---- Items
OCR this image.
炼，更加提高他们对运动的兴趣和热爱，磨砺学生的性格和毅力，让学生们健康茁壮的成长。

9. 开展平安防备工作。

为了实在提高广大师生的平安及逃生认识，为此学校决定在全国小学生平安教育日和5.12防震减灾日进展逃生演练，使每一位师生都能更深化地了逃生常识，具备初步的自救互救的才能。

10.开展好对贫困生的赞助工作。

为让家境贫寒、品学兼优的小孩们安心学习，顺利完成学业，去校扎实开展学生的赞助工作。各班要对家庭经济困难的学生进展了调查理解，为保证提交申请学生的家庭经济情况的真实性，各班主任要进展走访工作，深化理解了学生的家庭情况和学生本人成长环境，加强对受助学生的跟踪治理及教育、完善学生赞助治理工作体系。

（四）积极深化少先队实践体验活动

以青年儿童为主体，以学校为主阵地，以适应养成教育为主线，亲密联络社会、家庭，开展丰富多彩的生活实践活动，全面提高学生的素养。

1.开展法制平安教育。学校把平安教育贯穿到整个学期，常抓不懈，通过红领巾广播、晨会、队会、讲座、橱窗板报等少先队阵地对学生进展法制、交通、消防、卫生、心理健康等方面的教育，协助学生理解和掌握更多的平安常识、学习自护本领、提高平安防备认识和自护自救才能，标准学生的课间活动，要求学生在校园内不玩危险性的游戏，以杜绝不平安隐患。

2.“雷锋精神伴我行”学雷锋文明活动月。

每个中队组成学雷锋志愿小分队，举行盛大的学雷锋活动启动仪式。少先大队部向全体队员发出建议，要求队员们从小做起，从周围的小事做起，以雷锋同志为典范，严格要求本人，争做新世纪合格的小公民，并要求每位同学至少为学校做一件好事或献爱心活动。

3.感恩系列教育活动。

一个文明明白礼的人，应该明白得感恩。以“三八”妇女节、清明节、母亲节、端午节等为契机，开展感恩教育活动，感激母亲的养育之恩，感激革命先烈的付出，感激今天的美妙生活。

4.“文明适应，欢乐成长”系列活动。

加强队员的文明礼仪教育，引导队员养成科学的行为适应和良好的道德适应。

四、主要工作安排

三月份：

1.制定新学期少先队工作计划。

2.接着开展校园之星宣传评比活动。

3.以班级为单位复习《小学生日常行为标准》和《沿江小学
--------
Repeat the records above exactly as they appear.

OCR this image.
炼，更加提高他们对运动的兴趣和热爱，磨砺学生的性格和毅力，让学生们健康茁壮的成长。

9. 开展平安防备工作。

为了实在提高广大师生的平安及逃生认识，为此学校决定在全国小学生平安教育日和5.12防震减灾日进展逃生演练，使每一位师生都能更深化地了逃生常识，具备初步的自救互救的才能。

10.开展好对贫困生的赞助工作。

为让家境贫寒、品学兼优的小孩们安心学习，顺利完成学业，去校扎实开展学生的赞助工作。各班要对家庭经济困难的学生进展了调查理解，为保证提交申请学生的家庭经济情况的真实性，各班主任要进展走访工作，深化理解了学生的家庭情况和学生本人成长环境，加强对受助学生的跟踪治理及教育、完善学生赞助治理工作体系。

（四）积极深化少先队实践体验活动

以青年儿童为主体，以学校为主阵地，以适应养成教育为主线，亲密联络社会、家庭，开展丰富多彩的生活实践活动，全面提高学生的素养。

1.开展法制平安教育。学校把平安教育贯穿到整个学期，常抓不懈，通过红领巾广播、晨会、队会、讲座、橱窗板报等少先队阵地对学生进展法制、交通、消防、卫生、心理健康等方面的教育，协助学生理解和掌握更多的平安常识、学习自护本领、提高平安防备认识和自护自救才能，标准学生的课间活动，要求学生在校园内不玩危险性的游戏，以杜绝不平安隐患。

2.“雷锋精神伴我行”学雷锋文明活动月。

每个中队组成学雷锋志愿小分队，举行盛大的学雷锋活动启动仪式。少先大队部向全体队员发出建议，要求队员们从小做起，从周围的小事做起，以雷锋同志为典范，严格要求本人，争做新世纪合格的小公民，并要求每位同学至少为学校做一件好事或献爱心活动。

3.感恩系列教育活动。

一个文明明白礼的人，应该明白得感恩。以“三八”妇女节、清明节、母亲节、端午节等为契机，开展感恩教育活动，感激母亲的养育之恩，感激革命先烈的付出，感激今天的美妙生活。

4.“文明适应，欢乐成长”系列活动。

加强队员的文明礼仪教育，引导队员养成科学的行为适应和良好的道德适应。

四、主要工作安排

三月份：

1.制定新学期少先队工作计划。

2.接着开展校园之星宣传评比活动。

3.以班级为单位复习《小学生日常行为标准》和《沿江小学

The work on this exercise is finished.